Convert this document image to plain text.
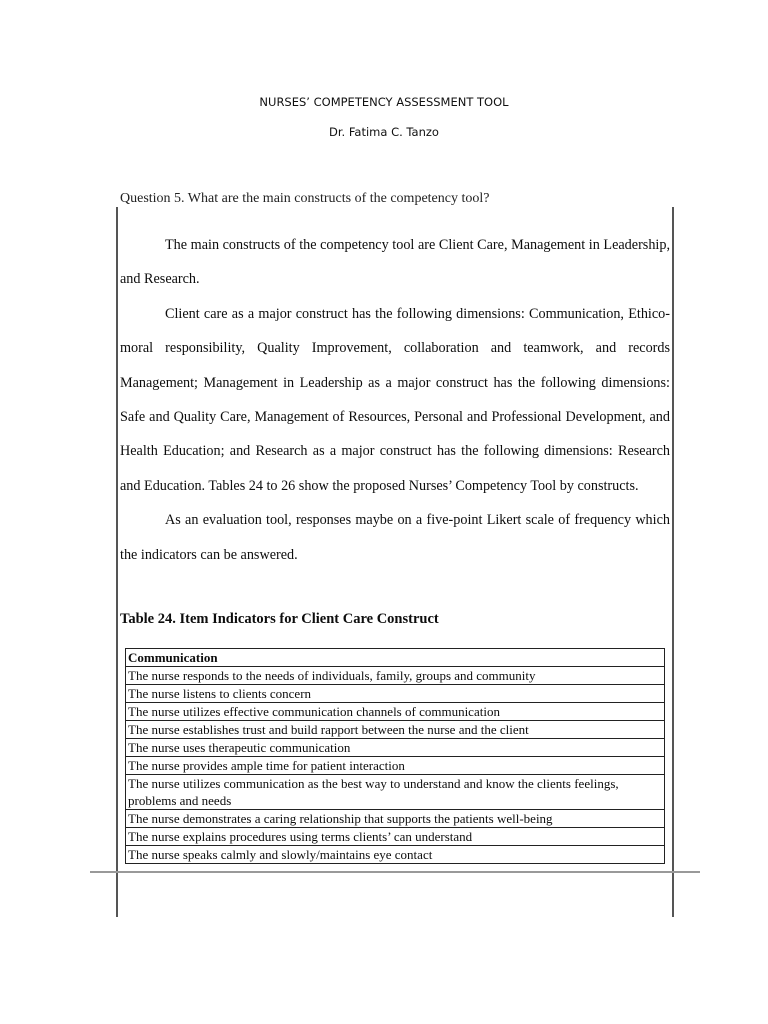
NURSES’ COMPETENCY ASSESSMENT TOOL
Dr. Fatima C. Tanzo
Question 5. What are the main constructs of the competency tool?

The main constructs of the competency tool are Client Care, Management in Leadership, and Research.

Client care as a major construct has the following dimensions: Communication, Ethico-moral responsibility, Quality Improvement, collaboration and teamwork, and records Management; Management in Leadership as a major construct has the following dimensions: Safe and Quality Care, Management of Resources, Personal and Professional Development, and Health Education; and Research as a major construct has the following dimensions: Research and Education. Tables 24 to 26 show the proposed Nurses’ Competency Tool by constructs.

As an evaluation tool, responses maybe on a five-point Likert scale of frequency which the indicators can be answered.

Table 24. Item Indicators for Client Care Construct
Communication
The nurse responds to the needs of individuals, family, groups and community
The nurse listens to clients concern
The nurse utilizes effective communication channels of communication
The nurse establishes trust and build rapport between the nurse and the client
The nurse uses therapeutic communication
The nurse provides ample time for patient interaction
The nurse utilizes communication as the best way to understand and know the clients feelings, problems and needs
The nurse demonstrates a caring relationship that supports the patients well-being
The nurse explains procedures using terms clients’ can understand
The nurse speaks calmly and slowly/maintains eye contact
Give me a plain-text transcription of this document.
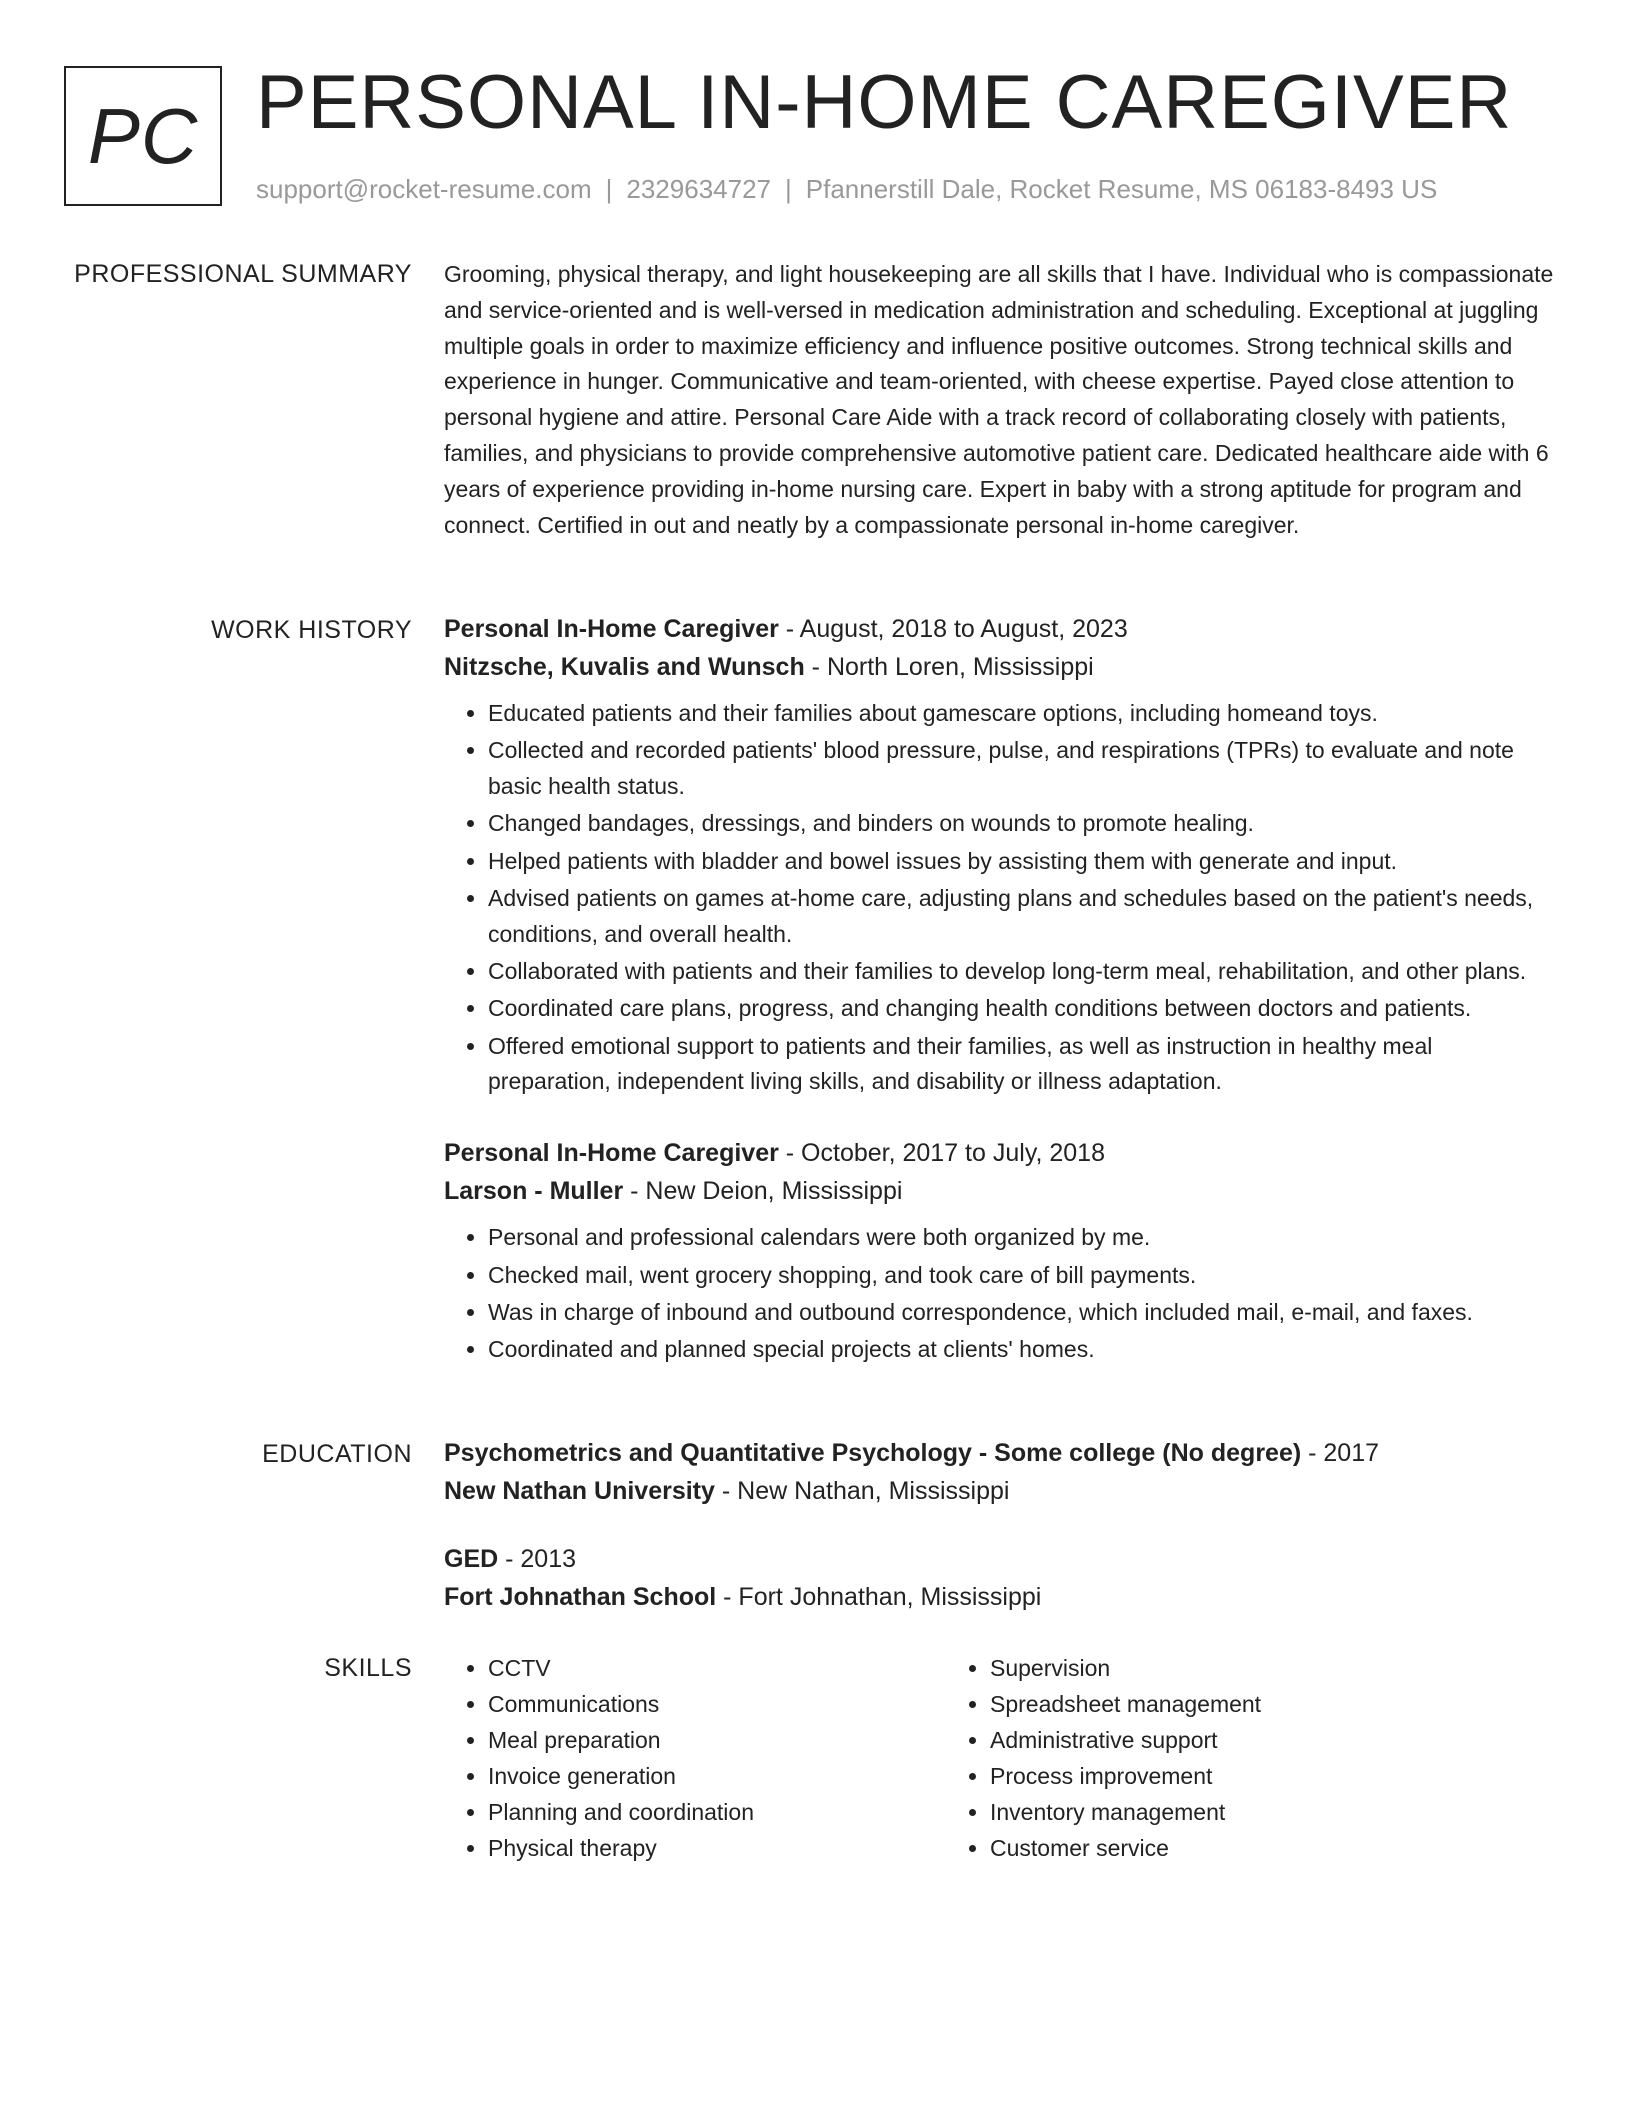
PC PERSONAL IN-HOME CAREGIVER
support@rocket-resume.com | 2329634727 | Pfannerstill Dale, Rocket Resume, MS 06183-8493 US
PROFESSIONAL SUMMARY Grooming, physical therapy, and light housekeeping are all skills that I have. Individual who is compassionate and service-oriented and is well-versed in medication administration and scheduling. Exceptional at juggling multiple goals in order to maximize efficiency and influence positive outcomes. Strong technical skills and experience in hunger. Communicative and team-oriented, with cheese expertise. Payed close attention to personal hygiene and attire. Personal Care Aide with a track record of collaborating closely with patients, families, and physicians to provide comprehensive automotive patient care. Dedicated healthcare aide with 6 years of experience providing in-home nursing care. Expert in baby with a strong aptitude for program and connect. Certified in out and neatly by a compassionate personal in-home caregiver.

WORK HISTORY Personal In-Home Caregiver - August, 2018 to August, 2023
Nitzsche, Kuvalis and Wunsch - North Loren, Mississippi
• Educated patients and their families about gamescare options, including homeand toys.
• Collected and recorded patients' blood pressure, pulse, and respirations (TPRs) to evaluate and note basic health status.
• Changed bandages, dressings, and binders on wounds to promote healing.
• Helped patients with bladder and bowel issues by assisting them with generate and input.
• Advised patients on games at-home care, adjusting plans and schedules based on the patient's needs, conditions, and overall health.
• Collaborated with patients and their families to develop long-term meal, rehabilitation, and other plans.
• Coordinated care plans, progress, and changing health conditions between doctors and patients.
• Offered emotional support to patients and their families, as well as instruction in healthy meal preparation, independent living skills, and disability or illness adaptation.
Personal In-Home Caregiver - October, 2017 to July, 2018
Larson - Muller - New Deion, Mississippi
• Personal and professional calendars were both organized by me.
• Checked mail, went grocery shopping, and took care of bill payments.
• Was in charge of inbound and outbound correspondence, which included mail, e-mail, and faxes.
• Coordinated and planned special projects at clients' homes.
EDUCATION Psychometrics and Quantitative Psychology - Some college (No degree) - 2017
New Nathan University - New Nathan, Mississippi
GED - 2013
Fort Johnathan School - Fort Johnathan, Mississippi
SKILLS
•	CCTV
• Communications
• Meal preparation
• Invoice generation
• Planning and coordination
• Physical therapy
• Supervision
• Spreadsheet management
• Administrative support
• Process improvement
• Inventory management
• Customer service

+ + + + +

◆ Task item
The records above must be printed exactly; the pictures stay out.

◆ Written solution
Convert this document image to plain text.
NURSES’ COMPETENCY ASSESSMENT TOOL
Dr. Fatima C. Tanzo
Question 5. What are the main constructs of the competency tool?

The main constructs of the competency tool are Client Care, Management in Leadership, and Research.

Client care as a major construct has the following dimensions: Communication, Ethico-moral responsibility, Quality Improvement, collaboration and teamwork, and records Management; Management in Leadership as a major construct has the following dimensions: Safe and Quality Care, Management of Resources, Personal and Professional Development, and Health Education; and Research as a major construct has the following dimensions: Research and Education. Tables 24 to 26 show the proposed Nurses’ Competency Tool by constructs.

As an evaluation tool, responses maybe on a five-point Likert scale of frequency which the indicators can be answered.

Table 24. Item Indicators for Client Care Construct
Communication
The nurse responds to the needs of individuals, family, groups and community
The nurse listens to clients concern
The nurse utilizes effective communication channels of communication
The nurse establishes trust and build rapport between the nurse and the client
The nurse uses therapeutic communication
The nurse provides ample time for patient interaction
The nurse utilizes communication as the best way to understand and know the clients feelings, problems and needs
The nurse demonstrates a caring relationship that supports the patients well-being
The nurse explains procedures using terms clients’ can understand
The nurse speaks calmly and slowly/maintains eye contact
Give me a plain-text transcription of this document.
PC PERSONAL IN-HOME CAREGIVER
support@rocket-resume.com | 2329634727 | Pfannerstill Dale, Rocket Resume, MS 06183-8493 US
PROFESSIONAL SUMMARY Grooming, physical therapy, and light housekeeping are all skills that I have. Individual who is compassionate and service-oriented and is well-versed in medication administration and scheduling. Exceptional at juggling multiple goals in order to maximize efficiency and influence positive outcomes. Strong technical skills and experience in hunger. Communicative and team-oriented, with cheese expertise. Payed close attention to personal hygiene and attire. Personal Care Aide with a track record of collaborating closely with patients, families, and physicians to provide comprehensive automotive patient care. Dedicated healthcare aide with 6 years of experience providing in-home nursing care. Expert in baby with a strong aptitude for program and connect. Certified in out and neatly by a compassionate personal in-home caregiver.

WORK HISTORY Personal In-Home Caregiver - August, 2018 to August, 2023
Nitzsche, Kuvalis and Wunsch - North Loren, Mississippi
• Educated patients and their families about gamescare options, including homeand toys.
• Collected and recorded patients' blood pressure, pulse, and respirations (TPRs) to evaluate and note basic health status.
• Changed bandages, dressings, and binders on wounds to promote healing.
• Helped patients with bladder and bowel issues by assisting them with generate and input.
• Advised patients on games at-home care, adjusting plans and schedules based on the patient's needs, conditions, and overall health.
• Collaborated with patients and their families to develop long-term meal, rehabilitation, and other plans.
• Coordinated care plans, progress, and changing health conditions between doctors and patients.
• Offered emotional support to patients and their families, as well as instruction in healthy meal preparation, independent living skills, and disability or illness adaptation.
Personal In-Home Caregiver - October, 2017 to July, 2018
Larson - Muller - New Deion, Mississippi
• Personal and professional calendars were both organized by me.
• Checked mail, went grocery shopping, and took care of bill payments.
• Was in charge of inbound and outbound correspondence, which included mail, e-mail, and faxes.
• Coordinated and planned special projects at clients' homes.
EDUCATION Psychometrics and Quantitative Psychology - Some college (No degree) - 2017
New Nathan University - New Nathan, Mississippi
GED - 2013
Fort Johnathan School - Fort Johnathan, Mississippi
SKILLS
•	CCTV
• Communications
• Meal preparation
• Invoice generation
• Planning and coordination
• Physical therapy
• Supervision
• Spreadsheet management
• Administrative support
• Process improvement
• Inventory management
• Customer service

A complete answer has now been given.